[Data excerpts]
------------------------------------------------------------------------

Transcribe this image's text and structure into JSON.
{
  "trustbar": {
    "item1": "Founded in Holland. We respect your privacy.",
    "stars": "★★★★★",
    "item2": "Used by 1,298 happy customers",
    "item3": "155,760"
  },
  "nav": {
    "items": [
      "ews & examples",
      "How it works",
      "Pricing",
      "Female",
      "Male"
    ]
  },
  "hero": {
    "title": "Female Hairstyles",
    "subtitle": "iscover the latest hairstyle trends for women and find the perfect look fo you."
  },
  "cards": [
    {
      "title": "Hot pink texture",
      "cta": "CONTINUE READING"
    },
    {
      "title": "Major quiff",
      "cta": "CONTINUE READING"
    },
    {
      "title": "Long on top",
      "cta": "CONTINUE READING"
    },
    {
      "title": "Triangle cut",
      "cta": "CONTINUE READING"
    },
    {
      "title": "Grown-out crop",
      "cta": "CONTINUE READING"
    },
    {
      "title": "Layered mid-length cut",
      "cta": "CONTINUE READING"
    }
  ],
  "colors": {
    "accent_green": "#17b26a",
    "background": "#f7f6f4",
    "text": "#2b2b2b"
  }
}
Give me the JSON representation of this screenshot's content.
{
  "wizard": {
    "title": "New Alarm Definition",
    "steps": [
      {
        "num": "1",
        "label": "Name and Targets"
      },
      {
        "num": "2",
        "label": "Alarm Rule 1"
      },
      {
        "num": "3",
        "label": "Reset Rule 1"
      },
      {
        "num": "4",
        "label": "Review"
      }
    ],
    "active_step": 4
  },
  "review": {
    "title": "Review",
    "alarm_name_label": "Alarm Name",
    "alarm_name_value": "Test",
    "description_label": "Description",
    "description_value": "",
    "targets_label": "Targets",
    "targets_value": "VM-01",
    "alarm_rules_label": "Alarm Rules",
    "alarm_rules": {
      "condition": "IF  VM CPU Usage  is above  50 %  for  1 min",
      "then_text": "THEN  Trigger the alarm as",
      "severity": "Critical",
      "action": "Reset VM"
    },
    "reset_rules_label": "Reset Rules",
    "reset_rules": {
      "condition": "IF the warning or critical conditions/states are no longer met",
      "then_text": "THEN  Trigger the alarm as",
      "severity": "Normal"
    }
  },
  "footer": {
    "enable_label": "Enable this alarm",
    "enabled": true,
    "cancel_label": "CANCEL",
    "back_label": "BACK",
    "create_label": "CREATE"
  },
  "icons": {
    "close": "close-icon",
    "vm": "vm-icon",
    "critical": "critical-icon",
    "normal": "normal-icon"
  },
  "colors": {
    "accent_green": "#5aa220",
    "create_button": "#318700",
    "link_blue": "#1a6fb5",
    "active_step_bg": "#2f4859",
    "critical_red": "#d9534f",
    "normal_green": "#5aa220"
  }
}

------------------------------------------------------------------------

[What to produce]
Where a line in the material contains "severity", copy that line.

[Completed exercise]
      "severity": "Critical",
      "severity": "Normal"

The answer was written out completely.